▶ _Excerpted text_:
%%

Re: Red vs. Green - vs. the Developer!

Posted: Sat Dec 14, 2013 7:52 pm
by trogluddite
PS) Just tried it on my Atom N270 netbook - the times are obviously different, but the relative comparisons are very consistent with my 'big' machine.

Re: Red vs. Green - vs. the Developer!

Posted: Sat Dec 14, 2013 7:56 pm
by tester
I have some problems with viewing here. Seems that FS operates on very large workspace area, which is nearly impossible on my screen resolution (1024x768) to follow, when you hold the mouse on zoom window. Would not be better to split into smaller modules, let say 1 concept per module (like pages)?

Re: Red vs. Green - vs. the Developer!

Posted: Sat Dec 14, 2013 8:09 pm
by trogluddite
tester wrote:mouse on zoom window.

Best to do it 'Photoshop style' - click in empty workspace with the spacebar held down, then drag! Much easier than the little thumbnails!

tester wrote:Would not be better to split into smaller modules,

Just an experiment - kind of was thinking more like reading a cartoon strip.

tester wrote: 1 concept per module

One concept - is Ruby faster?! You wanted to know, didn't you? ;)

Re: Red vs. Green - vs. the Developer!

Posted: Sat Dec 14, 2013 8:17 pm
by Tronic
Yes, the advantage of you pointed out,
it is always connected to the garbage collection of variables and how it is handled by the ruby.
So this is true in a single session with a single trig, but what would happen with sessions with a high retrigering?

I think the performance is equal to MonoToFrame, where it proves its inefficiency.

%%

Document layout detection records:
%%

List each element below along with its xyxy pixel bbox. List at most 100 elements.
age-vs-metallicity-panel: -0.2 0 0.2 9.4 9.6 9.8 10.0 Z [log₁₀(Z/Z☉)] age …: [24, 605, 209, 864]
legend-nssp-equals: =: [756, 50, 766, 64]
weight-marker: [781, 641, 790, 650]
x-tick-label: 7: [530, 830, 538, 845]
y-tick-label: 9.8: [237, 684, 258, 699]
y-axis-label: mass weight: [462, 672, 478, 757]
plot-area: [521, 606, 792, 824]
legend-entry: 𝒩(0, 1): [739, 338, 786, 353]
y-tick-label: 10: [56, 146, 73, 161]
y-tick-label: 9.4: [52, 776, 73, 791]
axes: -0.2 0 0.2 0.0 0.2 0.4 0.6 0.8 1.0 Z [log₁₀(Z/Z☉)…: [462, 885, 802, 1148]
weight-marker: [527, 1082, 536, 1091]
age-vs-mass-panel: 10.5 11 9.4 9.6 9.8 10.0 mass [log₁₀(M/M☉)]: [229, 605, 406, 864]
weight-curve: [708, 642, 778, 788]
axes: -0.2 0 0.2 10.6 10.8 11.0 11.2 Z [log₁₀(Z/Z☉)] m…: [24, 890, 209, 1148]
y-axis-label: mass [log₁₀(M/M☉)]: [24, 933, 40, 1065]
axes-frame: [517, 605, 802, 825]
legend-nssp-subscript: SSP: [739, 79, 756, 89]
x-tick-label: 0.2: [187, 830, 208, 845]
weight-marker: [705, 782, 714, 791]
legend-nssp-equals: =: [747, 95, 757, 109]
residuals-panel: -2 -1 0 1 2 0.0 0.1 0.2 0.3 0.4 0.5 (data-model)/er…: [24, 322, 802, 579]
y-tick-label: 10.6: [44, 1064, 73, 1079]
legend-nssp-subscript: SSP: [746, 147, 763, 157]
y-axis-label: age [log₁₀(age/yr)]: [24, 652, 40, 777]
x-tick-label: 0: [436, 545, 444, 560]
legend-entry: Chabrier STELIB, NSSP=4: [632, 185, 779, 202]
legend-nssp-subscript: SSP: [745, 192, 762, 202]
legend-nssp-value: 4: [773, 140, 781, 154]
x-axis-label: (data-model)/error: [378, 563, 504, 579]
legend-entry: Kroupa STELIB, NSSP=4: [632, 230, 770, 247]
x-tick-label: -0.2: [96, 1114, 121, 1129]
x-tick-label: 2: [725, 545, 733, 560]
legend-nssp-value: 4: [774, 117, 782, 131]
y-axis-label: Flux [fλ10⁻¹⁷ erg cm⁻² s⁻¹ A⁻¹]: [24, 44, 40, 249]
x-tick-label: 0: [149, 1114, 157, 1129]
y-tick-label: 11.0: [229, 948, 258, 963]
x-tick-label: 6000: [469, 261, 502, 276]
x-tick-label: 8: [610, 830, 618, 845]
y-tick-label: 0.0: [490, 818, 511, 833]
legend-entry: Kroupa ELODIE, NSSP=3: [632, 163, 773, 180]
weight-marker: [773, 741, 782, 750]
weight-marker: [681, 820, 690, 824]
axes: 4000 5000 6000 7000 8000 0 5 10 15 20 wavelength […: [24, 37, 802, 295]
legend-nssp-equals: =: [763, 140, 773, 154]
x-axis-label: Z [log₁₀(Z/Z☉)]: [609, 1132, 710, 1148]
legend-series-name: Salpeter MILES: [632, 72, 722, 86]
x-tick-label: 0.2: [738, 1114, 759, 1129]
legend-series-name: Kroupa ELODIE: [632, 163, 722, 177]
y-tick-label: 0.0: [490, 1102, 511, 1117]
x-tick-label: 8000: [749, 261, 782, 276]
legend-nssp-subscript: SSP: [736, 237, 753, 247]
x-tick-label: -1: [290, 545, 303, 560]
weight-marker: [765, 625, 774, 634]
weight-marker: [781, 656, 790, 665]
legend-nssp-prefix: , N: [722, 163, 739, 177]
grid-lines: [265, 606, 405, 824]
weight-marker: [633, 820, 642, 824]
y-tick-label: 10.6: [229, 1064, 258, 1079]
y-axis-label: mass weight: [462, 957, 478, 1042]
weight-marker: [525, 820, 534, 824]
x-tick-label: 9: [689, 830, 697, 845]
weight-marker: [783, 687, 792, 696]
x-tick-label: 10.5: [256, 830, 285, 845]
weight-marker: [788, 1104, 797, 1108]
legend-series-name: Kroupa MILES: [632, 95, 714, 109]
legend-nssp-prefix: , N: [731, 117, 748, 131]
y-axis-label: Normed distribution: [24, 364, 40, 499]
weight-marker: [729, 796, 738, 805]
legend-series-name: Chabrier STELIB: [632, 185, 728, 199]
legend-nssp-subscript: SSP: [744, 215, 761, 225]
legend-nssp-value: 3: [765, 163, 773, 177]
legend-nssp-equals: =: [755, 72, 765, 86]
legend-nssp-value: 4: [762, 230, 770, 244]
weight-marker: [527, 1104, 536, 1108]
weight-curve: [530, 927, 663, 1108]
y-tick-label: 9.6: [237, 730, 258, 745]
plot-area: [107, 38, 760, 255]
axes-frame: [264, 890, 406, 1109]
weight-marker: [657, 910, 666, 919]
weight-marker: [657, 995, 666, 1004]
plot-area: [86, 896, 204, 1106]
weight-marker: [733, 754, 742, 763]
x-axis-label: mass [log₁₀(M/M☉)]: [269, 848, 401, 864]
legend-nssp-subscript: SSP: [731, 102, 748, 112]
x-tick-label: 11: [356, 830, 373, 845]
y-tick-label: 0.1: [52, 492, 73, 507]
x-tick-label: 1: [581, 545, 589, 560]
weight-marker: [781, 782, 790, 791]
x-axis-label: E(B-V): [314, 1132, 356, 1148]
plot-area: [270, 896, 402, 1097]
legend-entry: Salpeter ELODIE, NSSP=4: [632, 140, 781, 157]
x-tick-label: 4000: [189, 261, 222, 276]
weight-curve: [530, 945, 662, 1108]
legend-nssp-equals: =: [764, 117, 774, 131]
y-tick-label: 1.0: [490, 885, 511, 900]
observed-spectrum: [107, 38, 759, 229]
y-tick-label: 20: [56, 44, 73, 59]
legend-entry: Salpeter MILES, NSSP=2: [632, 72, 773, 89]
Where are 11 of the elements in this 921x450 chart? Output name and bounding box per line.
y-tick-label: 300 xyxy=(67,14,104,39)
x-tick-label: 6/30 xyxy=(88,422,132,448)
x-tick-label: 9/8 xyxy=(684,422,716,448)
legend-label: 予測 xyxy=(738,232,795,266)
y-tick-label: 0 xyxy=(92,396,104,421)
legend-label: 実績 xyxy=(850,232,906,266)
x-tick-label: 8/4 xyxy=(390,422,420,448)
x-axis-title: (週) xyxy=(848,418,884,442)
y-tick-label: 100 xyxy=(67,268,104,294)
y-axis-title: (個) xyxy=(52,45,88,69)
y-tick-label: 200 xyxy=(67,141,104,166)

%%

▶ _Work order 1_: Quote the forum thread from "One concept - is" up to and including "proves its inefficiency.".
▶ _Work order 2_: In the forum thread, what screen resolution does tester say they have?
The records have nothing to do with what's asked here.

▶ _Exercise output 1_:
One concept - is Ruby faster?! You wanted to know, didn't you? ;)

Re: Red vs. Green - vs. the Developer!

Posted: Sat Dec 14, 2013 8:17 pm
by Tronic
Yes, the advantage of you pointed out,
it is always connected to the garbage collection of variables and how it is handled by the ruby.
So this is true in a single session with a single trig, but what would happen with sessions with a high retrigering?

I think the performance is equal to MonoToFrame, where it proves its inefficiency.

▶ _Exercise output 2_: 1024x768